● **EXTRACTED DATA**:
● ● ● ●
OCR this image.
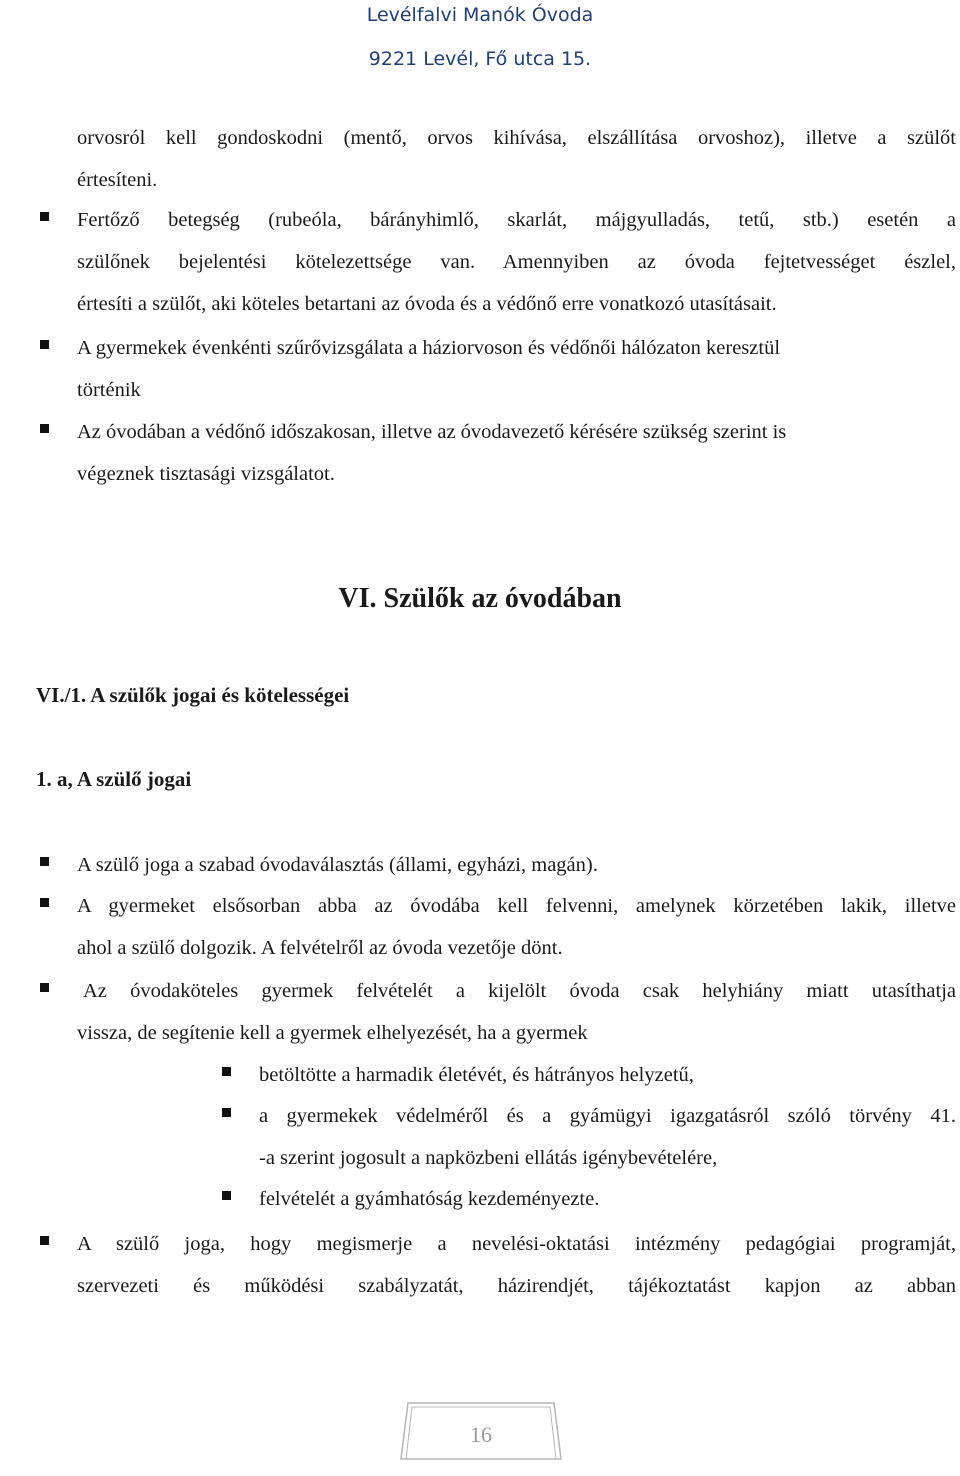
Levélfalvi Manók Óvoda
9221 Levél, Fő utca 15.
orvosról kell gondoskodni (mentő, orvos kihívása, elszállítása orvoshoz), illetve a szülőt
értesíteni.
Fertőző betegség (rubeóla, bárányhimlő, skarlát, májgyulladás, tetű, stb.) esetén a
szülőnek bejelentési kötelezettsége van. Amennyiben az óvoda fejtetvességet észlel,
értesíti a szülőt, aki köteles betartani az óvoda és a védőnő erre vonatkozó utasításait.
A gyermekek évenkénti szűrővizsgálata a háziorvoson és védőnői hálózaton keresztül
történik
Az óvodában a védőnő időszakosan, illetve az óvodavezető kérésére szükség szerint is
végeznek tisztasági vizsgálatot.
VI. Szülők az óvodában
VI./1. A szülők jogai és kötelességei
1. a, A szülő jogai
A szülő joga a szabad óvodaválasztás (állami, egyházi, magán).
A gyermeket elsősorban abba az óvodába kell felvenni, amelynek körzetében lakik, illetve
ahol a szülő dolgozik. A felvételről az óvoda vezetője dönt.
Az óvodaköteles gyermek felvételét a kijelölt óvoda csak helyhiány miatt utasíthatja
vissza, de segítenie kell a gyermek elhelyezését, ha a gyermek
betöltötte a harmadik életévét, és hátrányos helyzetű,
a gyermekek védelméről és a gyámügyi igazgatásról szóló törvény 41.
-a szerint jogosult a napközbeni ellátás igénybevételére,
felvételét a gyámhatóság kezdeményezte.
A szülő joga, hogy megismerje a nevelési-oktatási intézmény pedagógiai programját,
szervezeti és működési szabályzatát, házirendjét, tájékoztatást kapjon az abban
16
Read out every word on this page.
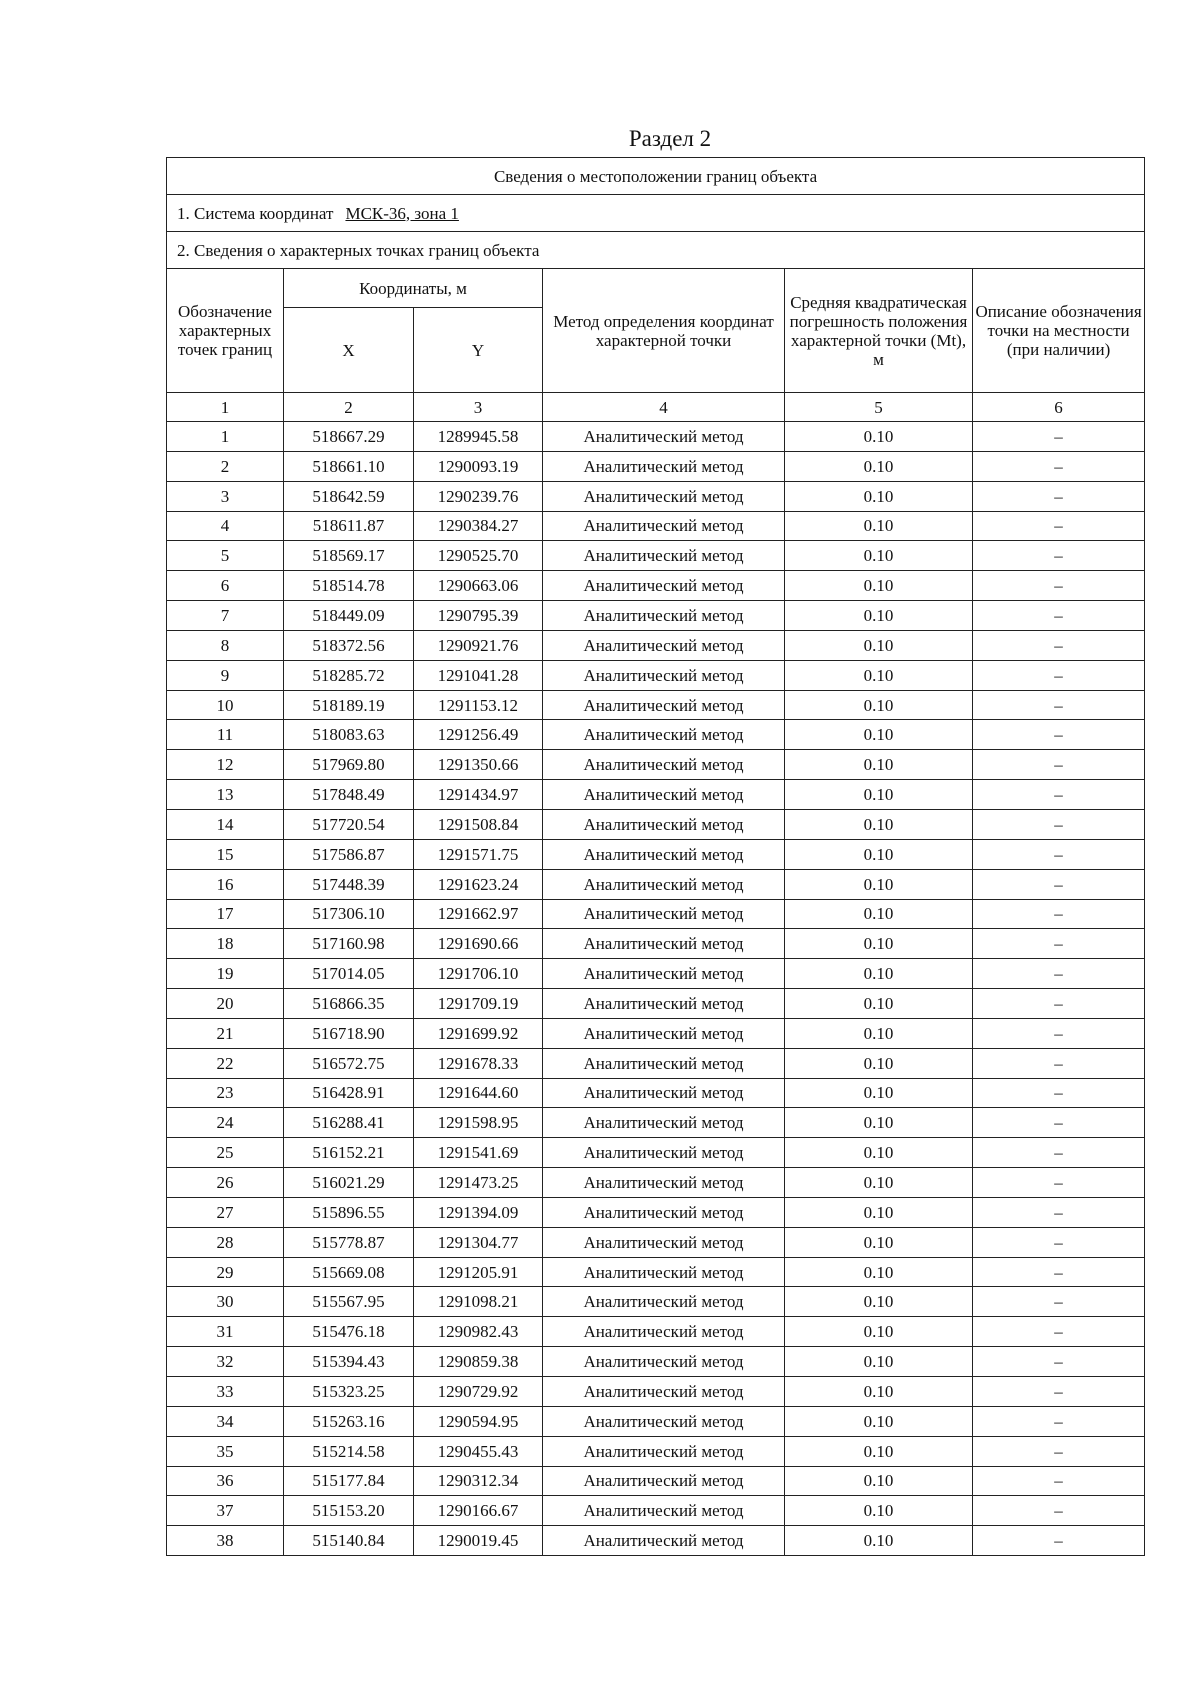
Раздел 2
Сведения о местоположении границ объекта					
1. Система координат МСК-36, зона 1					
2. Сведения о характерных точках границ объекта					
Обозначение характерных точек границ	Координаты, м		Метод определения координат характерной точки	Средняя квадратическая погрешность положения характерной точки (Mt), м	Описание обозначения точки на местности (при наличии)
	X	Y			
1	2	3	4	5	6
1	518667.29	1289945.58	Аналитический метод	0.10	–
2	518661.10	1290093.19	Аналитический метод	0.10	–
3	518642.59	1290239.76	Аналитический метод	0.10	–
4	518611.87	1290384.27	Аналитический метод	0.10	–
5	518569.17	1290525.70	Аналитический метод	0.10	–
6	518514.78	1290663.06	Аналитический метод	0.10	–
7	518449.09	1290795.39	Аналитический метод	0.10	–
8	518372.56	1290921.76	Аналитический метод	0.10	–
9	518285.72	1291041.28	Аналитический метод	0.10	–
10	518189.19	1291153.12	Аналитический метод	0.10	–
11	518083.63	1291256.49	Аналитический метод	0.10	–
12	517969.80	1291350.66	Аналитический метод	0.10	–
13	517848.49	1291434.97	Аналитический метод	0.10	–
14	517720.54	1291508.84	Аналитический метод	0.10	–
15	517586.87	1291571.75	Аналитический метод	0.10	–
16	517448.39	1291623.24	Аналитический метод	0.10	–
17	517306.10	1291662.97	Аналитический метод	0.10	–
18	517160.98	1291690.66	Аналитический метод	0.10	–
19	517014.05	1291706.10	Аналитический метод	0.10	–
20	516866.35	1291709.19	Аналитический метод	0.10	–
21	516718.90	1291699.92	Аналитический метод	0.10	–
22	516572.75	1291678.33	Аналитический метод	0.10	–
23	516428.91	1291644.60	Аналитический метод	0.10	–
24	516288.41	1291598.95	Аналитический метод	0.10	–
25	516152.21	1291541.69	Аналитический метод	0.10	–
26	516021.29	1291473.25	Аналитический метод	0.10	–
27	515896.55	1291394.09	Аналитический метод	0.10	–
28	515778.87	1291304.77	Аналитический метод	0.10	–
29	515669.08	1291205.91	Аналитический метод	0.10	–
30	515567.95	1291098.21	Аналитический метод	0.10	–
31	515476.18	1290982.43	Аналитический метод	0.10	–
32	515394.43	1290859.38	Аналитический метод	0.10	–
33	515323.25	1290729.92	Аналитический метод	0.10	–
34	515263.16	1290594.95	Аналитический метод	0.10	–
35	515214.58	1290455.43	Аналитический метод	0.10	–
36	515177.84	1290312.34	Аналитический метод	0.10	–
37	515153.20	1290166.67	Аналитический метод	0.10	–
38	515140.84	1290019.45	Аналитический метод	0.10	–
● ● ● ●
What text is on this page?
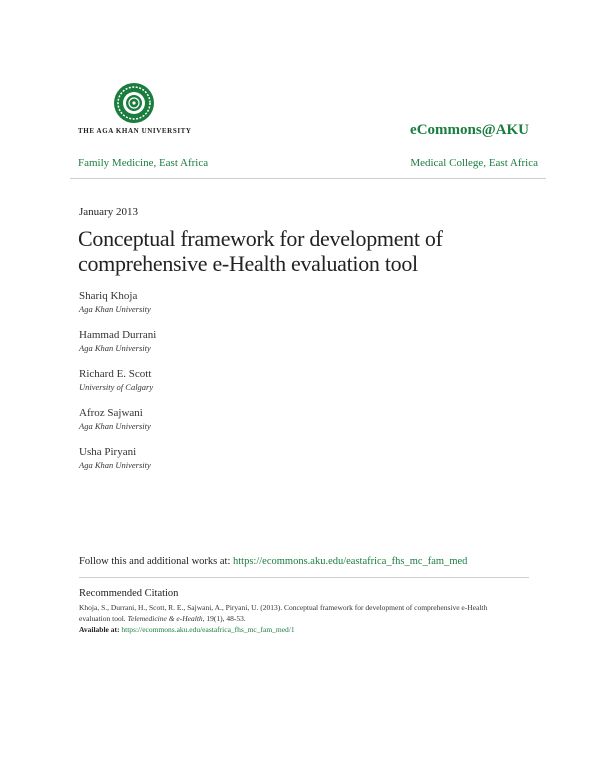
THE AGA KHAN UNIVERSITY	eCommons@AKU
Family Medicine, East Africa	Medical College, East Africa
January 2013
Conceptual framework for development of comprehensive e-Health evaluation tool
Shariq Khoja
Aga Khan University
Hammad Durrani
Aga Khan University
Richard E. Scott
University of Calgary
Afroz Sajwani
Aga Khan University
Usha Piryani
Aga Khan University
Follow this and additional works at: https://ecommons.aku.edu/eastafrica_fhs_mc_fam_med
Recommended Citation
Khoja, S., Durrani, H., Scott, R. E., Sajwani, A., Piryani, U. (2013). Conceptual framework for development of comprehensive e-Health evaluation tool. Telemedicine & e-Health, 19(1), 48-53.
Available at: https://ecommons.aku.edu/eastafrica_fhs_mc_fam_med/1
● ● ● ●
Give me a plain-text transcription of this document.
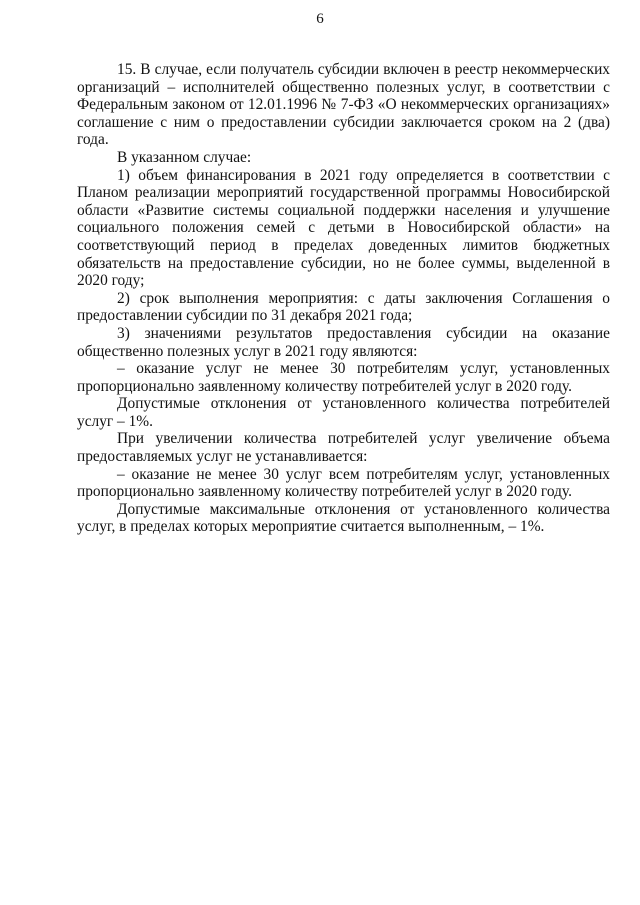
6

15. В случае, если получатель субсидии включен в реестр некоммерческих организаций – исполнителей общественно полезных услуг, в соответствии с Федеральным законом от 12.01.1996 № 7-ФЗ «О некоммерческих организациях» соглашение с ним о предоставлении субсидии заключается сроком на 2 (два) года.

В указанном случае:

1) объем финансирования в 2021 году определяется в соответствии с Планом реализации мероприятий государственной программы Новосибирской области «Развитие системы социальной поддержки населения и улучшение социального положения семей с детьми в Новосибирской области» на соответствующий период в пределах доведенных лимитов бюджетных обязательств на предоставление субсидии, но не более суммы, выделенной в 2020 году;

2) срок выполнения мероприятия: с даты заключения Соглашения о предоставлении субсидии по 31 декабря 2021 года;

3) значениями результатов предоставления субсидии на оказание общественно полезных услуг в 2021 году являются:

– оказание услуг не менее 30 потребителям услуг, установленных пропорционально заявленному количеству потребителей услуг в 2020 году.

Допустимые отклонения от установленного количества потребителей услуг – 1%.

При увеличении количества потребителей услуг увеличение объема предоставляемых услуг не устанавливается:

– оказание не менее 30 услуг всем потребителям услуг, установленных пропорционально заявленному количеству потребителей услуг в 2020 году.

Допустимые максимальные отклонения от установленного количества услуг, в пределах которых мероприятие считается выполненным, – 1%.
● ● ● ●
● **TASK GOAL**:
For the listing above, identify each line bearing "felvételét".

● **WRITTEN RESPONSE**:
Az óvodaköteles gyermek felvételét a kijelölt óvoda csak helyhiány miatt utasíthatja
felvételét a gyámhatóság kezdeményezte.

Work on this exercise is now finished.